Request:
Copy out, unchanged, every line from the one containing "cell-D36[interactable] [522,376,594,394]" down to the one containing "row-header-31[interactable]: 31 [0,286,36,304]", including both of them.

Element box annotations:
.....
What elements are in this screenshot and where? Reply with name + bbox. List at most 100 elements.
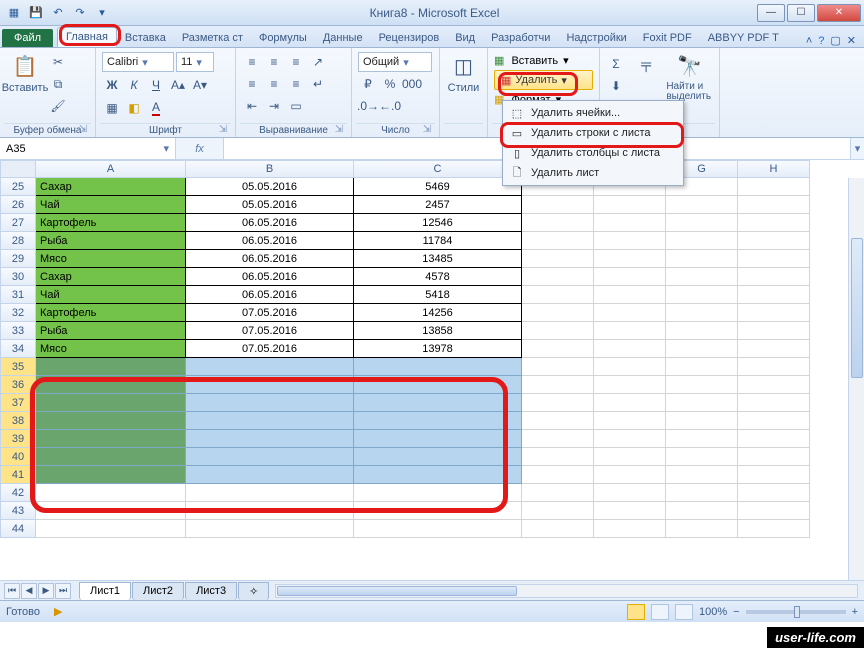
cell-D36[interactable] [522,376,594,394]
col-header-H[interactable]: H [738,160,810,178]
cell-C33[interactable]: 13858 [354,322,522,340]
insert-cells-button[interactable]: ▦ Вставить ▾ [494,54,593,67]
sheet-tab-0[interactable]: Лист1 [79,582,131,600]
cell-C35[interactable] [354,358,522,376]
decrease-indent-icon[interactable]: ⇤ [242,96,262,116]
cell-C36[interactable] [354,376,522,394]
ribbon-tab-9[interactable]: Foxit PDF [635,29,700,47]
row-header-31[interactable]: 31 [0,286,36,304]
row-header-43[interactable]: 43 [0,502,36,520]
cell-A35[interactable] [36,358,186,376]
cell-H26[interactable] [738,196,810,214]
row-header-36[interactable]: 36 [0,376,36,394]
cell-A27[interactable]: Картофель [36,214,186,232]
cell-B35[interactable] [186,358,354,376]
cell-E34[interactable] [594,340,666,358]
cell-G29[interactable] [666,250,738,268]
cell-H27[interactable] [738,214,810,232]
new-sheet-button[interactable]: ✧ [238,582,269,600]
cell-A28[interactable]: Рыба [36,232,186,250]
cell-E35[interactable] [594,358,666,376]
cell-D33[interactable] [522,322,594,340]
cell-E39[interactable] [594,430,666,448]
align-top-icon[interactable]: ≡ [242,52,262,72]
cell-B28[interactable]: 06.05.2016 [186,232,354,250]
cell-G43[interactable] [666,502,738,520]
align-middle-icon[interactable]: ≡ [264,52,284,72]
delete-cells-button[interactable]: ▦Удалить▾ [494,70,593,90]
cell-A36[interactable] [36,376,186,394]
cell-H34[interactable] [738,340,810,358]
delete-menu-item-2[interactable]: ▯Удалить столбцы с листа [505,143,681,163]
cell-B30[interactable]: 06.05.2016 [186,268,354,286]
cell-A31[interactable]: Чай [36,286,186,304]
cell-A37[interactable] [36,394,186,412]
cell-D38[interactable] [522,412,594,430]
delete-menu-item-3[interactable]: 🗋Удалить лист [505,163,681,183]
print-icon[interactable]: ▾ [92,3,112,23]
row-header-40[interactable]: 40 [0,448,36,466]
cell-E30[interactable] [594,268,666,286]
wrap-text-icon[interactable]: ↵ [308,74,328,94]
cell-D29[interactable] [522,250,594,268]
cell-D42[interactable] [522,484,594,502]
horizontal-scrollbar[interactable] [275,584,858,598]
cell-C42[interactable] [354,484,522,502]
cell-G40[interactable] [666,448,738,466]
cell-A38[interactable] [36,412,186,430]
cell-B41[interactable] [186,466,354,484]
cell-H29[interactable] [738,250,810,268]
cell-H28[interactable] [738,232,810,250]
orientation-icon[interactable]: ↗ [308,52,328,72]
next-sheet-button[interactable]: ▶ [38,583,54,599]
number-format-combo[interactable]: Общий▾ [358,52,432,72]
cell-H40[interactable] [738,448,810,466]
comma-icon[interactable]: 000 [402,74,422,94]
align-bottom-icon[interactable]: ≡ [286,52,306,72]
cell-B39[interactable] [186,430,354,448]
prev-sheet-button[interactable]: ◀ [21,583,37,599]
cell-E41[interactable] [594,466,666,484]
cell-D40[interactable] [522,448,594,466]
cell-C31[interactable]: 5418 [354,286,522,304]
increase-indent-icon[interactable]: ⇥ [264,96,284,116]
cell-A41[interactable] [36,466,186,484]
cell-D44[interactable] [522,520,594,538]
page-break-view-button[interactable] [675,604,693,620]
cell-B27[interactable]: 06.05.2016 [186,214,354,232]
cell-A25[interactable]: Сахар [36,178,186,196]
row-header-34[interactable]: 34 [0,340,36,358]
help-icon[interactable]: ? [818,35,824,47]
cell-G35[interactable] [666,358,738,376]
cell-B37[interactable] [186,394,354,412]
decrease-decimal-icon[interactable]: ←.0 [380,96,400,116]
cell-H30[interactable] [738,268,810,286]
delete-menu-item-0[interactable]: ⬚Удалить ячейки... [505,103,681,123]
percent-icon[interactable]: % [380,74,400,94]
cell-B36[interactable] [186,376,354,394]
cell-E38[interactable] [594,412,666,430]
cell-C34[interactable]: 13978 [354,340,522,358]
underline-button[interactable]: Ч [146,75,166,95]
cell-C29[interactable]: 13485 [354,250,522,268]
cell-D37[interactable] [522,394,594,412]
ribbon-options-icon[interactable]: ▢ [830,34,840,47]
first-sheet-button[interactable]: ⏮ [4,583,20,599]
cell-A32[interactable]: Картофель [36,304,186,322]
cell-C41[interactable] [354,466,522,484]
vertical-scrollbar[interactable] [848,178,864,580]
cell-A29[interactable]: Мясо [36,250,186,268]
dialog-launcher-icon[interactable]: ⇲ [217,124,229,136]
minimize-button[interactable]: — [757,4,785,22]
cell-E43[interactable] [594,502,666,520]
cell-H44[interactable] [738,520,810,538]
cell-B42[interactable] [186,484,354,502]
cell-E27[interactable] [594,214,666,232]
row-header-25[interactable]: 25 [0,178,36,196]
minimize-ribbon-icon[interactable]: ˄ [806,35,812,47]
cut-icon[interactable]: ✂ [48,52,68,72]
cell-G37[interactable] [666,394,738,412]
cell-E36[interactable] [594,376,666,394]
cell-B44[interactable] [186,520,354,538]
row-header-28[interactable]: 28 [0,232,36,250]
.....
The response:
cell-D36[interactable] [522,376,594,394]
col-header-H[interactable]: H [738,160,810,178]
cell-C33[interactable]: 13858 [354,322,522,340]
insert-cells-button[interactable]: ▦ Вставить ▾ [494,54,593,67]
sheet-tab-0[interactable]: Лист1 [79,582,131,600]
cell-C35[interactable] [354,358,522,376]
decrease-indent-icon[interactable]: ⇤ [242,96,262,116]
cell-C36[interactable] [354,376,522,394]
ribbon-tab-9[interactable]: Foxit PDF [635,29,700,47]
row-header-31[interactable]: 31 [0,286,36,304]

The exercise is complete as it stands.